### Data to process
□ □ □ □

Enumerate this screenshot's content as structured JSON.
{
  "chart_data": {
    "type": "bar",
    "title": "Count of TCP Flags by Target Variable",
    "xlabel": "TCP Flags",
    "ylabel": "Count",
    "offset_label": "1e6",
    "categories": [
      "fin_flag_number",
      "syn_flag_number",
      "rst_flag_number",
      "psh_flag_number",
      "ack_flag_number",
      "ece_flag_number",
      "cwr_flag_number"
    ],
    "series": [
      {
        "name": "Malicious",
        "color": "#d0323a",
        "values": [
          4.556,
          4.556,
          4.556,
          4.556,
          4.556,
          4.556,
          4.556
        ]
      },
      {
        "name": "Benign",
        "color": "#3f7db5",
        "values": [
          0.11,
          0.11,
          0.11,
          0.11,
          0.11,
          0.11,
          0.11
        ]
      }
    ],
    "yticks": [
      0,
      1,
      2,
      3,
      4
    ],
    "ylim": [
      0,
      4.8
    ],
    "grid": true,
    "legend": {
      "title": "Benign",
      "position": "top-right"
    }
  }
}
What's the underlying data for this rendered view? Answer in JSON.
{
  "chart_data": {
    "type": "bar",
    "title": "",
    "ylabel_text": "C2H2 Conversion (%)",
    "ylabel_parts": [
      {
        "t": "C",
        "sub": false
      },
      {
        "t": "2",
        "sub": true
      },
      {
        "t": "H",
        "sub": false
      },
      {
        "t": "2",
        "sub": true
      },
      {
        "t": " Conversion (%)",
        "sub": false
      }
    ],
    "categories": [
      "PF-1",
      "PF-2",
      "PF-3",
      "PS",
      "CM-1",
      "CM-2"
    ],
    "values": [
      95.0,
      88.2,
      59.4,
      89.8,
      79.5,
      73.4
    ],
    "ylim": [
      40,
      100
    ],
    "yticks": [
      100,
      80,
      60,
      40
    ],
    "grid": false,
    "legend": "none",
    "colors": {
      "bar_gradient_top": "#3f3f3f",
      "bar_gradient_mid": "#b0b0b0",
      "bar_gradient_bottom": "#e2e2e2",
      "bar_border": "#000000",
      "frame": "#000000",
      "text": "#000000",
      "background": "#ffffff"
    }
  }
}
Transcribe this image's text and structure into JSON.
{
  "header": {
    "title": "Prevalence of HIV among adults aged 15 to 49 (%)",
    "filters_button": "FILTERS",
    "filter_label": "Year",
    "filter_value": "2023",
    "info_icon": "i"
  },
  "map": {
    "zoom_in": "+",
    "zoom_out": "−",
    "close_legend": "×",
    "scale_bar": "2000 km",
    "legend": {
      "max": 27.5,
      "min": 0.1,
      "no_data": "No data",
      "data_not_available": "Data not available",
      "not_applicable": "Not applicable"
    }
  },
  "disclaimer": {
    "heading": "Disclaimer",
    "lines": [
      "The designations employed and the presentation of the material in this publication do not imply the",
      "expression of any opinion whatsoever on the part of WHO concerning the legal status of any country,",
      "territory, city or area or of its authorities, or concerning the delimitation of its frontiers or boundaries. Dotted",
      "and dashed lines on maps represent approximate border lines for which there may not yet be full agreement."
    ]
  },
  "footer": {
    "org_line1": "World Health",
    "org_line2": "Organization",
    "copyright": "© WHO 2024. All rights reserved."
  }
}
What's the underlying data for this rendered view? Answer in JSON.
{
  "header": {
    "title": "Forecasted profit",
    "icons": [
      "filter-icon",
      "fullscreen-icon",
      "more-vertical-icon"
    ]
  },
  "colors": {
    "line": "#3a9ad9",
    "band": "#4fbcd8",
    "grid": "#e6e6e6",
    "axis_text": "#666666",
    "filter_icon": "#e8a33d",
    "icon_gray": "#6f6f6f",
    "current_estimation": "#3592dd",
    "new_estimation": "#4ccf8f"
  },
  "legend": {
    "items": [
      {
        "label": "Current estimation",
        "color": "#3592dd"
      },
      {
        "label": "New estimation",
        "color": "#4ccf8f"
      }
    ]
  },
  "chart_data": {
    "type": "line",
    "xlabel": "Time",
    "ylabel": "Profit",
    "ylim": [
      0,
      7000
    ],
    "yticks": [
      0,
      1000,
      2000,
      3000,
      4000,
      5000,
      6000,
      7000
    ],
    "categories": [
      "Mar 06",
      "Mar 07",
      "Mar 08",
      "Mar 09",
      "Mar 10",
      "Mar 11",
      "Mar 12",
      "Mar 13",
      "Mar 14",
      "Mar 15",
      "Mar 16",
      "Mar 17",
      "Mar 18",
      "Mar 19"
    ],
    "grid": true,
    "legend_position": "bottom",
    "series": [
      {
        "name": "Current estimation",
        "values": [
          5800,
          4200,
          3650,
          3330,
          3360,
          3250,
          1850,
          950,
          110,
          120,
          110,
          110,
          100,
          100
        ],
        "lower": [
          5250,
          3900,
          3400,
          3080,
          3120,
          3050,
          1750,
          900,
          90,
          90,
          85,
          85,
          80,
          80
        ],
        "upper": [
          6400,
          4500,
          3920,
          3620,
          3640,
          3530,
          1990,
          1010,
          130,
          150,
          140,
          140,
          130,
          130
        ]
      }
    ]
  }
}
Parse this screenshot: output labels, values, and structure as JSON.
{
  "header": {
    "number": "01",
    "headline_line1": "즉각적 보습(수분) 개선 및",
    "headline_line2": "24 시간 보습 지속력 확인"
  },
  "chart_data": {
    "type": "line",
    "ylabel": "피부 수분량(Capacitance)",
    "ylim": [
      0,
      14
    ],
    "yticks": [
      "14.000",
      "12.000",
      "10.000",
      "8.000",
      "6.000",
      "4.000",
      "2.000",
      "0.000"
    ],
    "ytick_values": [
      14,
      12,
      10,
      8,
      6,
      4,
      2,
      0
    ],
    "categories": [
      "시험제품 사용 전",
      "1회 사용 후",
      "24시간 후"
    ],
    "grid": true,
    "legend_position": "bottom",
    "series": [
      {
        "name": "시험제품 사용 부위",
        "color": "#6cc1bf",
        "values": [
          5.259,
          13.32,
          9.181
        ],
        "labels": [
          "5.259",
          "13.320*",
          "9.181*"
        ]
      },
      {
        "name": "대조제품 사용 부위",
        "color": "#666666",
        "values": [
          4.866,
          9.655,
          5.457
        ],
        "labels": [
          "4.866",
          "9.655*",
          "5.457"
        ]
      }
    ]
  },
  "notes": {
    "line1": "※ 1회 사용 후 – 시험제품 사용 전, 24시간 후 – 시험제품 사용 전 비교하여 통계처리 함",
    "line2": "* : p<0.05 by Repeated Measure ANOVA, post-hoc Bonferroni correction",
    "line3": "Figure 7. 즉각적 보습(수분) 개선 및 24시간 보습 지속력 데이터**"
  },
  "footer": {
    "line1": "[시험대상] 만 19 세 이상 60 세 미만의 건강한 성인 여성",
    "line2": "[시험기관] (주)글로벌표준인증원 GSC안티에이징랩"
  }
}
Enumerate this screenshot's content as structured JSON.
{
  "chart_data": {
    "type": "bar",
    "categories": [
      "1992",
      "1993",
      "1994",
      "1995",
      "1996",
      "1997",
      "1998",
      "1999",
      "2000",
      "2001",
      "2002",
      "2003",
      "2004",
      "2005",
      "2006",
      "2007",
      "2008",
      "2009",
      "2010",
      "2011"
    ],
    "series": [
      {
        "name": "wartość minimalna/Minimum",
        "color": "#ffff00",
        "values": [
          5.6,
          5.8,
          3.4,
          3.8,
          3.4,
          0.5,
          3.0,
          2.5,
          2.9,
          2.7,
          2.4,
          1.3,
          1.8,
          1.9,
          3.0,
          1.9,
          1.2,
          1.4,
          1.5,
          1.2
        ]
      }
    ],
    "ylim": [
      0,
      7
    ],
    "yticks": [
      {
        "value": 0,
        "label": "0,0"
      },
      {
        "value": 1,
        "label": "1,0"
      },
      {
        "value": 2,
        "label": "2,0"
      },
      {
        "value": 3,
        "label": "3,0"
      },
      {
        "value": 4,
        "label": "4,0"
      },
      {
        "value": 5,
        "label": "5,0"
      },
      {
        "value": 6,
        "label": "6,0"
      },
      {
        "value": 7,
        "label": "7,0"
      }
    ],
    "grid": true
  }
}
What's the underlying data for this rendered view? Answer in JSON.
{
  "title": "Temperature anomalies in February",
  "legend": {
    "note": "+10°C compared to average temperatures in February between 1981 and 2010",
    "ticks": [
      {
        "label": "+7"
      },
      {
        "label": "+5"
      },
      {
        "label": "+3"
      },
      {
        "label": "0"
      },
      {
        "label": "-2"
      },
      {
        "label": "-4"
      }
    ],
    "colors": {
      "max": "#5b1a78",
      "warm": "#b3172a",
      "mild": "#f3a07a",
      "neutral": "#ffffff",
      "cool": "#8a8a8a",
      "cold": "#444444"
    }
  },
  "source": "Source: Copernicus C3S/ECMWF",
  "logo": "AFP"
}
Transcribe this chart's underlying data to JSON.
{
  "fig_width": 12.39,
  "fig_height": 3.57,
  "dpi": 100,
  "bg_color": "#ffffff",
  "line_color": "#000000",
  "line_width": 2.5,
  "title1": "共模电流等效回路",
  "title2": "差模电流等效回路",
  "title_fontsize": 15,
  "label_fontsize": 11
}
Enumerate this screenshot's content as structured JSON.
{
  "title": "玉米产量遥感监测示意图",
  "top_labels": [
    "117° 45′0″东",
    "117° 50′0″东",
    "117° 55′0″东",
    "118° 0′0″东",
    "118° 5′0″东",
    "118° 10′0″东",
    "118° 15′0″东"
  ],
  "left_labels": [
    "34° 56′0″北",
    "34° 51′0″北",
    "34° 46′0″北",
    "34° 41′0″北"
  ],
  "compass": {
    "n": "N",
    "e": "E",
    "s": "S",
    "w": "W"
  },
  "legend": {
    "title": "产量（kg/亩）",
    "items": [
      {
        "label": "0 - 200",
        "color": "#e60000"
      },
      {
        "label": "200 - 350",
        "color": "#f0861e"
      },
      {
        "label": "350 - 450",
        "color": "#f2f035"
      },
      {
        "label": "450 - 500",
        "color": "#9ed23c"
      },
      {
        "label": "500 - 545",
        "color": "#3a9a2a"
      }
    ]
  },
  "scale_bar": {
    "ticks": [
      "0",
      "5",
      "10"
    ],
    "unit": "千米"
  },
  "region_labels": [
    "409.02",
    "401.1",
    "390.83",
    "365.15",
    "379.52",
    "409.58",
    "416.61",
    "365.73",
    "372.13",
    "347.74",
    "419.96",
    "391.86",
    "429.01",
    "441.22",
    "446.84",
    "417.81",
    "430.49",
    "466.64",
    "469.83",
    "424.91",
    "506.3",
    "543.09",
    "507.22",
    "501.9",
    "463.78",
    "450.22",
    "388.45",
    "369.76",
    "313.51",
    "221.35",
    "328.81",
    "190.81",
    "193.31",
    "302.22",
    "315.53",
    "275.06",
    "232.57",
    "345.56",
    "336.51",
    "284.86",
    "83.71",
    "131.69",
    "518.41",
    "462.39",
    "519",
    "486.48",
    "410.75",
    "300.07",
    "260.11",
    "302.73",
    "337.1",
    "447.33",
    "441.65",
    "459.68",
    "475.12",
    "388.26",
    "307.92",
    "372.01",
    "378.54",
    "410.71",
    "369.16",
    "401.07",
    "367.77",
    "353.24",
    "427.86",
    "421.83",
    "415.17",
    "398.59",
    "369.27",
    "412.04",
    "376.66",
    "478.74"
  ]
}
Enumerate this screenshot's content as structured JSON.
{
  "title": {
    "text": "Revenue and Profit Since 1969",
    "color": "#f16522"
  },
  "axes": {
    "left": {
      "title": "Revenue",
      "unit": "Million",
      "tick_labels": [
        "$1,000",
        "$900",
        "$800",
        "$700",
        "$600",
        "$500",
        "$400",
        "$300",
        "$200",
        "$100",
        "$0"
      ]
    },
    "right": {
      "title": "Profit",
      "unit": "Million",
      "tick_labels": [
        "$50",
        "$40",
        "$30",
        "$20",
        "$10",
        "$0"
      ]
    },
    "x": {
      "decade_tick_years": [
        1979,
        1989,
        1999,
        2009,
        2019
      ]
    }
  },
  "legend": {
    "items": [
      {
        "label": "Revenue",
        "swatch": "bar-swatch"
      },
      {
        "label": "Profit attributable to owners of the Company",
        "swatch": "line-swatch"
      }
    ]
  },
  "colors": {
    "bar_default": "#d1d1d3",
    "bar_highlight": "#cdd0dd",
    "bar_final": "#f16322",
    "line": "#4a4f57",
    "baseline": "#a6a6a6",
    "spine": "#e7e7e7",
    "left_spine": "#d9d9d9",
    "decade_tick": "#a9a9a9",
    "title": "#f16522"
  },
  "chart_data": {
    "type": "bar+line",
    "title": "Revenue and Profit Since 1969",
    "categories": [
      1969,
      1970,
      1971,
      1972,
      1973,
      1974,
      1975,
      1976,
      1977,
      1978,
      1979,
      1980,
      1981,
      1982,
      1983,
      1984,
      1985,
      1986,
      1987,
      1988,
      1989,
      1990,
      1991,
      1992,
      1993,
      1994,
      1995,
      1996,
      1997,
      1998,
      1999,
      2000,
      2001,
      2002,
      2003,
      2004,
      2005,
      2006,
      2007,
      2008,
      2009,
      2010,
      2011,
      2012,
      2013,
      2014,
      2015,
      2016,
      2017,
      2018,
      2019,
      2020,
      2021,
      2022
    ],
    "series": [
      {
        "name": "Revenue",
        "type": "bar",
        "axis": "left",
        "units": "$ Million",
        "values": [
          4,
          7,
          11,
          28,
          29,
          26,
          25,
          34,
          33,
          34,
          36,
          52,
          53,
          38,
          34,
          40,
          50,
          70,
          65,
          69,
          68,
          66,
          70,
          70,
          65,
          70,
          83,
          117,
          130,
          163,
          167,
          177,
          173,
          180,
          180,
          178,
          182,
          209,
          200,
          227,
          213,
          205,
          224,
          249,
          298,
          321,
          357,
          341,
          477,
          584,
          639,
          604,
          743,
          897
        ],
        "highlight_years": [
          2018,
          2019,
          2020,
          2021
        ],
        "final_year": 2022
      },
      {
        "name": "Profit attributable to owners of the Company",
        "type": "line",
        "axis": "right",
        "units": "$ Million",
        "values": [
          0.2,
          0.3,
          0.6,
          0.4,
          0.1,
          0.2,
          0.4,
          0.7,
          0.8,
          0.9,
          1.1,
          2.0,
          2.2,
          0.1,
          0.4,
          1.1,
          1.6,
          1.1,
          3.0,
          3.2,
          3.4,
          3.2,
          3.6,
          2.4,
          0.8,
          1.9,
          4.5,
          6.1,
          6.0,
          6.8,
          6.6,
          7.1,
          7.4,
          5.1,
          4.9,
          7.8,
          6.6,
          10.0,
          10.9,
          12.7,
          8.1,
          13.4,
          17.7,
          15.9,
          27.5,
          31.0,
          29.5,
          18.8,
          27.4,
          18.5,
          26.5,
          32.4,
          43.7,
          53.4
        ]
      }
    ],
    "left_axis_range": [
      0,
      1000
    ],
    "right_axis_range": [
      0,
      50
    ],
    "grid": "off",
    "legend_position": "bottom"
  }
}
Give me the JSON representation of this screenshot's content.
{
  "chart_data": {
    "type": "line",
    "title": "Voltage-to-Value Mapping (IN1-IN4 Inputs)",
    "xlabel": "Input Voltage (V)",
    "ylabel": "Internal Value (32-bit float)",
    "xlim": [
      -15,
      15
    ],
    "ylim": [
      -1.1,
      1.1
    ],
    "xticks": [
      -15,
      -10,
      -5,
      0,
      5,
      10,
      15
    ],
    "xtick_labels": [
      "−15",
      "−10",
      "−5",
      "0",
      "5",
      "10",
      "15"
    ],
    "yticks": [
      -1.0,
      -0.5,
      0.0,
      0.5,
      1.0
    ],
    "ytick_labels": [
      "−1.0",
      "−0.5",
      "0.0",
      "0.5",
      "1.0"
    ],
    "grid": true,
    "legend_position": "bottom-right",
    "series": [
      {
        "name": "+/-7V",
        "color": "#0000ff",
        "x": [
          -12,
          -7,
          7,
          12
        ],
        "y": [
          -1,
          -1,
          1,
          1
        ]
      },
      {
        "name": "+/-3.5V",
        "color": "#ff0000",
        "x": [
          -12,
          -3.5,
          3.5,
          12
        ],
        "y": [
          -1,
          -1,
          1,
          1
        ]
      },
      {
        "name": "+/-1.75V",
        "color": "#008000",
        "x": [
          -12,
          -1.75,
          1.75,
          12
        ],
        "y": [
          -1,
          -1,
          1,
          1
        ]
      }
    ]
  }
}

□ □ □ □

### Goal
Report how many lines of the preceding records include "name". Output the number only.

### Answer
11